EXERCISE TEXT –

In the Pew survey, 90 percent of those who identified as Jews by religion and are raising children said they are raising them Jewish. By comparison, less than one-third of those who identified themselves as Jews of no religion are raising their kids as Jewish.

On Jewish observance, some 70 percent of respondents to the Pew survey said they participated in a Passover seder in 2012 and 53 percent said they fasted for all or part of Yom Kippur that year. The numbers represent declines from the 2000-01 NJPS, which found seder participation rates at 78 percent and Yom Kippur fasting at 60 percent.

The new Pew survey found that about 23 percent of U.S. Jews say they always or usually light Sabbath candles, and about 22 percent reported keeping kosher at home.

While most of those surveyed by Pew said they felt a strong connection to Israel, and 23 percent reported having visited the Jewish state more than once, the respondents expressed significant reservations about the current Israeli government’s policies vis-a-vis the Palestinians.

SOURCE DATA –
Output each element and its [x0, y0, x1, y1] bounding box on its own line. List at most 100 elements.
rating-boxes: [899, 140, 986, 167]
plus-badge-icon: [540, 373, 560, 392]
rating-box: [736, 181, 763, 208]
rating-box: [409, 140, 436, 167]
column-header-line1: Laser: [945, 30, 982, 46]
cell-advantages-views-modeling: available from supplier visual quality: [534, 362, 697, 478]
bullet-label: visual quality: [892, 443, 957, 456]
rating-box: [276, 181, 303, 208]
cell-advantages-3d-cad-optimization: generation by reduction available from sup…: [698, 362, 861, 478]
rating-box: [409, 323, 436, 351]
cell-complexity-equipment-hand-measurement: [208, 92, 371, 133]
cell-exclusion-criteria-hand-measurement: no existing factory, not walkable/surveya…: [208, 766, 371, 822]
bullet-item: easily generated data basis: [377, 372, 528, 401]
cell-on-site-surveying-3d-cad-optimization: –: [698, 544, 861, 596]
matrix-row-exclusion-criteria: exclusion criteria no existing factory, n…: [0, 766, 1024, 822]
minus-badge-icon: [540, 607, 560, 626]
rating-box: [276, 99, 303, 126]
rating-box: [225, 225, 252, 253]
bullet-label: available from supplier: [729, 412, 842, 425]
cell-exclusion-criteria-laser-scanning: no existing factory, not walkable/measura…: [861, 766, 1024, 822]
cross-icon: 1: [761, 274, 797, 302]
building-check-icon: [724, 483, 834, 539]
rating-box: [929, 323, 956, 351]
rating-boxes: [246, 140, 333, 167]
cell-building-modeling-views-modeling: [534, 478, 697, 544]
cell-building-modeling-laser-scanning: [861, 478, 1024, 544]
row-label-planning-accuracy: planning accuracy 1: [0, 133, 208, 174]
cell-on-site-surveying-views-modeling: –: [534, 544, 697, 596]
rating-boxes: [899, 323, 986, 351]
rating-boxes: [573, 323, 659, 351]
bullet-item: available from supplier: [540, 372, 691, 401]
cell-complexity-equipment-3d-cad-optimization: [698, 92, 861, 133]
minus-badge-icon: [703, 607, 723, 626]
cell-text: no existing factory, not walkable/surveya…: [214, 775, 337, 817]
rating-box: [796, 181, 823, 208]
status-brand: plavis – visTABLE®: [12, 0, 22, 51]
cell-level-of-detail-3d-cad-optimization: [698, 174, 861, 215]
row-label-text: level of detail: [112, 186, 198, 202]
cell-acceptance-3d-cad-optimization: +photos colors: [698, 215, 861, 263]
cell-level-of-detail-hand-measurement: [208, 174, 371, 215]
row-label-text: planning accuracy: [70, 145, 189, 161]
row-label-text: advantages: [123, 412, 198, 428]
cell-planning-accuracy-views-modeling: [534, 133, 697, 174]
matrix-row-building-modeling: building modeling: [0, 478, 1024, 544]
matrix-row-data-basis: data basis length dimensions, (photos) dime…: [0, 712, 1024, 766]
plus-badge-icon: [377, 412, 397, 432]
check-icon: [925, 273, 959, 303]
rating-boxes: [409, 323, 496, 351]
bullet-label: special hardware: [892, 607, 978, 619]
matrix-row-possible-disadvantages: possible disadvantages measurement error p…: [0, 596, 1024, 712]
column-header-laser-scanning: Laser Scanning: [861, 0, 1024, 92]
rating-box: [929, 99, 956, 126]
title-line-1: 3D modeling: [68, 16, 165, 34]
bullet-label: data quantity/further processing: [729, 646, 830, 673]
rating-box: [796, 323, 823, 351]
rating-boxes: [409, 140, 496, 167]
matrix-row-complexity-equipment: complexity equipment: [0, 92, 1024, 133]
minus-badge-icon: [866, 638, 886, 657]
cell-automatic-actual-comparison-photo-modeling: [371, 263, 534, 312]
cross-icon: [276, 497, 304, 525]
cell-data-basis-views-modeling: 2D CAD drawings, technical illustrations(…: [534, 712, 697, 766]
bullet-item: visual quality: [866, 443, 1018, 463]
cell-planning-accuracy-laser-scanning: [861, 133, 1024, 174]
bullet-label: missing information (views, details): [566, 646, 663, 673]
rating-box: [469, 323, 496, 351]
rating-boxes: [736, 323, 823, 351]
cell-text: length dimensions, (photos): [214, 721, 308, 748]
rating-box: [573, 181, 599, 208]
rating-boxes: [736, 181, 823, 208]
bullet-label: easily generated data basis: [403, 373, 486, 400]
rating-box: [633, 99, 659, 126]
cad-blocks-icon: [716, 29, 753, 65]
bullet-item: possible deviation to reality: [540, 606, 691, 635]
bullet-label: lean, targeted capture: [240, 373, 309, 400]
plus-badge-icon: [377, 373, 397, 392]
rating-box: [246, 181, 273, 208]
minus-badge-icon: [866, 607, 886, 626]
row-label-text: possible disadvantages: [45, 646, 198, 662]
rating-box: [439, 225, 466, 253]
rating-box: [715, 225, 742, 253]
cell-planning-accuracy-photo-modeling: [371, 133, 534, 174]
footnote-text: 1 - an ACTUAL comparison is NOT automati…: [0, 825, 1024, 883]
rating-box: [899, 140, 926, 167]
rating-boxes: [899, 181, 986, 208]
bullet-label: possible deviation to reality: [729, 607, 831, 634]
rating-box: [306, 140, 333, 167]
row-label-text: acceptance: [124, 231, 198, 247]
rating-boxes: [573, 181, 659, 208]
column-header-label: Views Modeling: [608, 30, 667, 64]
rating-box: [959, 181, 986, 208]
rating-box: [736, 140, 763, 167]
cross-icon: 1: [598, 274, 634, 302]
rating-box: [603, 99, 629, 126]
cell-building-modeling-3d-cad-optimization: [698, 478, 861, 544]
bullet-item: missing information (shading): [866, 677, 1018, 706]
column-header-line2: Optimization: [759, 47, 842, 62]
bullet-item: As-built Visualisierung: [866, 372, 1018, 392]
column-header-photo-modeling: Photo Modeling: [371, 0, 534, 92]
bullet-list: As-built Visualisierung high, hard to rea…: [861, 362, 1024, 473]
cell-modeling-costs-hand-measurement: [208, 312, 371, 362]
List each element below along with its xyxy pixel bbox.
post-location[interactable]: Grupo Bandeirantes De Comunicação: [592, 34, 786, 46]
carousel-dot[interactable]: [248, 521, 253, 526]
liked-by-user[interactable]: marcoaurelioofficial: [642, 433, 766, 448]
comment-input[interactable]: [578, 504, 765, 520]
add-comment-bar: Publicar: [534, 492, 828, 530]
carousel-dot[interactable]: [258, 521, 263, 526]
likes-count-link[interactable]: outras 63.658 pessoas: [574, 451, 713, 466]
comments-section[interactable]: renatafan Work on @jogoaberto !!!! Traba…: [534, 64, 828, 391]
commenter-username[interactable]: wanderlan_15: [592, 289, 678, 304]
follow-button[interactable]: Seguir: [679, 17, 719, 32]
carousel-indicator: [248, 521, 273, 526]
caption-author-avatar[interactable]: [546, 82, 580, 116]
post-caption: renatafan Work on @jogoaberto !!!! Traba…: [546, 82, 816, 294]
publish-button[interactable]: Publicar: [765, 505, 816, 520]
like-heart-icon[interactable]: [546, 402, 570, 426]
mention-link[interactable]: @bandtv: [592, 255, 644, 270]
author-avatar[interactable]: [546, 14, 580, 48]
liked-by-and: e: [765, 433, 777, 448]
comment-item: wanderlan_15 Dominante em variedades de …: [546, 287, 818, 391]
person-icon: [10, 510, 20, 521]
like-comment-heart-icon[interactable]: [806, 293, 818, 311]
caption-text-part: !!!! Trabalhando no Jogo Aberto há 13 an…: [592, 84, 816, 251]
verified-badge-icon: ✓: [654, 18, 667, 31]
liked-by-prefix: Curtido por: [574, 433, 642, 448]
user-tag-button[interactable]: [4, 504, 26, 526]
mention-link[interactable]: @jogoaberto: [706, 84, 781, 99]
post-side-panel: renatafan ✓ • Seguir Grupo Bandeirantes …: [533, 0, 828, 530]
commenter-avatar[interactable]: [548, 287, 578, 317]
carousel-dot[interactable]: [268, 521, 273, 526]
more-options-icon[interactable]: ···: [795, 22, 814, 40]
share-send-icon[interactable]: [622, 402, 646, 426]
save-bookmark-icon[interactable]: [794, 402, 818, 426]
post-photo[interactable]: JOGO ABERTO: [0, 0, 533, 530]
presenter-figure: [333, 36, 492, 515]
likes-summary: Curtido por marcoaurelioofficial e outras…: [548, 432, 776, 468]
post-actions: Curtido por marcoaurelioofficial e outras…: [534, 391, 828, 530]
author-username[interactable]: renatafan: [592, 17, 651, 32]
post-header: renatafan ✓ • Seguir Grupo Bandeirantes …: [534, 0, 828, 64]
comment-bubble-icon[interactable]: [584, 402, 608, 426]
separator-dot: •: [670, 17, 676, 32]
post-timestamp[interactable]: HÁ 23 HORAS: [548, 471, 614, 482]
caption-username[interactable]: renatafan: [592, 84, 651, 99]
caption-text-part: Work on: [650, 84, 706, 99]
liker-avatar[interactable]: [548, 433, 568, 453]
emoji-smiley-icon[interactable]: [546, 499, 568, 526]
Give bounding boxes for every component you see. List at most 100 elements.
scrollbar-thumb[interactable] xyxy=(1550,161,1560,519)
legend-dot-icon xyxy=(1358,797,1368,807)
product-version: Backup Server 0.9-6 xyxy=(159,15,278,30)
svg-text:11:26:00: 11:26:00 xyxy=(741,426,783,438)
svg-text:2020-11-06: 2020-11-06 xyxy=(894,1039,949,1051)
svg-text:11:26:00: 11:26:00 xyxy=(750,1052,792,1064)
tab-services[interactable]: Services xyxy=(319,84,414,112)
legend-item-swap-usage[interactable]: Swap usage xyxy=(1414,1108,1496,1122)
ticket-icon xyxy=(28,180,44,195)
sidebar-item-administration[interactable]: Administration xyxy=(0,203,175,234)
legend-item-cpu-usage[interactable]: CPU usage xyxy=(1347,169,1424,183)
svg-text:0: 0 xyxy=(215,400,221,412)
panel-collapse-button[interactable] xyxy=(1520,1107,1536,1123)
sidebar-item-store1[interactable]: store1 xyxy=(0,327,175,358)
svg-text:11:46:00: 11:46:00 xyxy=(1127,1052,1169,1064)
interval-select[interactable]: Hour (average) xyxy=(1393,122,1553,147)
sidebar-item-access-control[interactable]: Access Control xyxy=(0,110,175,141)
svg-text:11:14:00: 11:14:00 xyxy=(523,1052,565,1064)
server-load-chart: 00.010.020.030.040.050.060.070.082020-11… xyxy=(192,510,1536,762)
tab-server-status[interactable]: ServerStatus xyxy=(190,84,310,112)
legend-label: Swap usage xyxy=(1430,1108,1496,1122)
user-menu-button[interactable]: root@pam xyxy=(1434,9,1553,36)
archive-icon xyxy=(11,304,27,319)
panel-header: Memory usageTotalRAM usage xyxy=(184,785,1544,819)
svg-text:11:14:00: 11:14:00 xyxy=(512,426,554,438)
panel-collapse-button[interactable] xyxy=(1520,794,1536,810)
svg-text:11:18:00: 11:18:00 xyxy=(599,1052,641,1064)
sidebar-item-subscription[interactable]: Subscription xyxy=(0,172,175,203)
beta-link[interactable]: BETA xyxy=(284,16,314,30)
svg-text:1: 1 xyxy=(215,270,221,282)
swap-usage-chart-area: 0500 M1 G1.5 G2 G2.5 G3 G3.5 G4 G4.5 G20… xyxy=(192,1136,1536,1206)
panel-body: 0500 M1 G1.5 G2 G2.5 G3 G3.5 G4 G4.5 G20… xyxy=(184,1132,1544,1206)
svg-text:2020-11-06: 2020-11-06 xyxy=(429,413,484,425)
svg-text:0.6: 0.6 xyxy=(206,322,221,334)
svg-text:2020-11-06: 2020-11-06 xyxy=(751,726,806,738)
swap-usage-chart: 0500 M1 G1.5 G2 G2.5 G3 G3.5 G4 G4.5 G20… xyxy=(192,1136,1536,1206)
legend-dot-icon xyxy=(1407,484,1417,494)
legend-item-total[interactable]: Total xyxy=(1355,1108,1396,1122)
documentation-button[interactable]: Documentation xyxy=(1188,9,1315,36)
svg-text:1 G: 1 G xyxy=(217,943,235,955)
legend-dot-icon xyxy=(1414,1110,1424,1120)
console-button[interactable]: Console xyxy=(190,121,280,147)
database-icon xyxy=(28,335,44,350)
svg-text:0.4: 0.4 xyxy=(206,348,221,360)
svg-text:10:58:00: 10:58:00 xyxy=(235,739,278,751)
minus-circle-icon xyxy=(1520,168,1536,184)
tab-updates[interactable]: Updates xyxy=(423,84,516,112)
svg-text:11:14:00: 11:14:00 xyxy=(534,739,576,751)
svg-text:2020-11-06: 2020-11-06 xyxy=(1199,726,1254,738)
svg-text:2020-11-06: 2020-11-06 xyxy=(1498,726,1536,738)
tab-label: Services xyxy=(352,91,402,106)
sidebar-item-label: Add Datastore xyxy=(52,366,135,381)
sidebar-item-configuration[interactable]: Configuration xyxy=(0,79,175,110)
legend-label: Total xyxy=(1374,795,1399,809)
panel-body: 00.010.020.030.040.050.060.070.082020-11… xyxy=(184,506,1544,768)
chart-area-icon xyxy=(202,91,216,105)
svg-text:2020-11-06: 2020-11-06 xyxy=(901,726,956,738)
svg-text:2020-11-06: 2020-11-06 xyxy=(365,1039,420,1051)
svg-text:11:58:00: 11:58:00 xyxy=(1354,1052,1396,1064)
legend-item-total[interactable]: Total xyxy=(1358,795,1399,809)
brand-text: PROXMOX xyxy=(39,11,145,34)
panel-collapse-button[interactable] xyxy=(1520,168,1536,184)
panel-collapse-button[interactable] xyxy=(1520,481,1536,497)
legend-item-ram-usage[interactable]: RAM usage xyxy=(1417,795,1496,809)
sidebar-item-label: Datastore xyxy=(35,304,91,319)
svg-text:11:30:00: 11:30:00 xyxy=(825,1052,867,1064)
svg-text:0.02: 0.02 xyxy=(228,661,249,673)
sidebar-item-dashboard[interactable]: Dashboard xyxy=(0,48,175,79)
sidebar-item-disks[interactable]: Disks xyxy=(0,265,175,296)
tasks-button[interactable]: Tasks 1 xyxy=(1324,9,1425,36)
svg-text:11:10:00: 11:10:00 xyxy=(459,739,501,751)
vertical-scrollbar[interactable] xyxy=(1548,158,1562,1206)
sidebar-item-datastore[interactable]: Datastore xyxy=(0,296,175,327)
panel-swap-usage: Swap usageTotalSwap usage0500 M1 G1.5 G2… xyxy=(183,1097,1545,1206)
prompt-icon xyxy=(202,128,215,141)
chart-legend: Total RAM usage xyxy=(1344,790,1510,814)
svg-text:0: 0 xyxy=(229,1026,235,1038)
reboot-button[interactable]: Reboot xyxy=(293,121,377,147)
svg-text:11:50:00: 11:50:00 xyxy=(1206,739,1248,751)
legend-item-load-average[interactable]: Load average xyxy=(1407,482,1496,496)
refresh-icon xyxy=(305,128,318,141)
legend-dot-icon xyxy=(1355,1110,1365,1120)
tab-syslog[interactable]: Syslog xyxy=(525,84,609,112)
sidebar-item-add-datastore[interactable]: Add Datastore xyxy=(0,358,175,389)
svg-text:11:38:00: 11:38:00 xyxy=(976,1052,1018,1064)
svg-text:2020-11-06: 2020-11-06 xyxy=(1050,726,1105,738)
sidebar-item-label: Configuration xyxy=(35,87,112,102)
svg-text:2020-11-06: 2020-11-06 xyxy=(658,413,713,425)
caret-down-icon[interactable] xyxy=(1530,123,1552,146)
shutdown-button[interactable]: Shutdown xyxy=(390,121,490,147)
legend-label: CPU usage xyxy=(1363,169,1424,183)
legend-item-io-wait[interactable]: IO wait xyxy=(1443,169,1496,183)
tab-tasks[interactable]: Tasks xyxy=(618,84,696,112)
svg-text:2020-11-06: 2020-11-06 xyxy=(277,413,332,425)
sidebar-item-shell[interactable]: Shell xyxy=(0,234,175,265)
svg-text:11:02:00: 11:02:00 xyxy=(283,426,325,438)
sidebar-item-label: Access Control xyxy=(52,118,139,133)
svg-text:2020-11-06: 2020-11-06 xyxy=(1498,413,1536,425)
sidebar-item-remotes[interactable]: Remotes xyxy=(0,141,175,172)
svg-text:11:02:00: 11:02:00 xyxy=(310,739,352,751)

PARTS OF THE EXERCISE –
1. In the text about the Pew survey, what share of U.S. Jews reported keeping kosher at home?
2. According to the text about the Pew survey, why are the 2012 figures for Passover seder participation and Yom Kippur fasting called declines? Answer in one to three sentences.
3. Write out everything in the text about the Pew survey from "On Jewish observance, some" down to "kosher at home.".

ANSWERS FOR THIS EXERCISE –
1. About 22 percent.

2. The 2000-01 NJPS found seder participation at 78 percent and Yom Kippur fasting at 60 percent. The Pew survey's 2012 figures, 70 percent and 53 percent, are lower than both.

3.
On Jewish observance, some 70 percent of respondents to the Pew survey said they participated in a Passover seder in 2012 and 53 percent said they fasted for all or part of Yom Kippur that year. The numbers represent declines from the 2000-01 NJPS, which found seder participation rates at 78 percent and Yom Kippur fasting at 60 percent.

The new Pew survey found that about 23 percent of U.S. Jews say they always or usually light Sabbath candles, and about 22 percent reported keeping kosher at home.